Reproduce each line that includes the word "JSON".

--- START Records for the task ---

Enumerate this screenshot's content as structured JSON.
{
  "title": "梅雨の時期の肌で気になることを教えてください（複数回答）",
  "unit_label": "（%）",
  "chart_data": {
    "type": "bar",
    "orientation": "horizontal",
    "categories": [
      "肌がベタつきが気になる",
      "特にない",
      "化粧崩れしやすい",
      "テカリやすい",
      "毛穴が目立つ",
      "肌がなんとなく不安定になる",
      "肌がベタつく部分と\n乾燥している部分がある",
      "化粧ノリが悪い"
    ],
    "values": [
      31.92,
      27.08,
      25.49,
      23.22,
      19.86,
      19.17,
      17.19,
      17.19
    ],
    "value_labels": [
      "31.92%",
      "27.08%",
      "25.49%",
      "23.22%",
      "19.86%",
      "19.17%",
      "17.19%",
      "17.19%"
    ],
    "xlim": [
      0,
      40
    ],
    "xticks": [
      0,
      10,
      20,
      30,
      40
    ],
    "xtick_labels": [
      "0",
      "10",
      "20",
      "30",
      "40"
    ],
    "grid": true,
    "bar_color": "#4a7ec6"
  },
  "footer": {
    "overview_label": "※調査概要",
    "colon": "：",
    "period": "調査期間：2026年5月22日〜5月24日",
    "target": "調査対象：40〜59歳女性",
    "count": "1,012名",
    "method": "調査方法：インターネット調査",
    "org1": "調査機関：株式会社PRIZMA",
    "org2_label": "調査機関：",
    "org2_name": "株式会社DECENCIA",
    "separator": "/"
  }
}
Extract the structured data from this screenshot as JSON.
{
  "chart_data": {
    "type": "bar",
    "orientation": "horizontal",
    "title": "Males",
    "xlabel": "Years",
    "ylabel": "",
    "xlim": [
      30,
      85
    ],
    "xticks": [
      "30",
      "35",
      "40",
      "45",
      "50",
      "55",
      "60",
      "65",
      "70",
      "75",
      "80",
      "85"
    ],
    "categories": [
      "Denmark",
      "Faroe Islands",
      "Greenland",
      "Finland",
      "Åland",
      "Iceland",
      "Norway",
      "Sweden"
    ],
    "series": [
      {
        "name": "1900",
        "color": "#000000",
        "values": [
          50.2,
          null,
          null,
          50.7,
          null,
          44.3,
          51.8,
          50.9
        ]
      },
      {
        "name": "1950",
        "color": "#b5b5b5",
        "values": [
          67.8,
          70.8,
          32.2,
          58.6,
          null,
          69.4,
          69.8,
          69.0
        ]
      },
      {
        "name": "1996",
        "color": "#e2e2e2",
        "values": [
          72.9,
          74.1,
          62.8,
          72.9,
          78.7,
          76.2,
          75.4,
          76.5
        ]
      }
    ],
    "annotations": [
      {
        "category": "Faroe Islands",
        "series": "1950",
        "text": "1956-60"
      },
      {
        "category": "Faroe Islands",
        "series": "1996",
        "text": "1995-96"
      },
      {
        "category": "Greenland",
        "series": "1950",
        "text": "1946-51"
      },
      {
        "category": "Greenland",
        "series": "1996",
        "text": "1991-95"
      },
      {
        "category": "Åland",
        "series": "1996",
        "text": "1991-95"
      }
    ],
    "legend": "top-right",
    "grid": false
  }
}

--- END Records for the task ---

■ Written answer
Enumerate this screenshot's content as structured JSON.
Extract the structured data from this screenshot as JSON.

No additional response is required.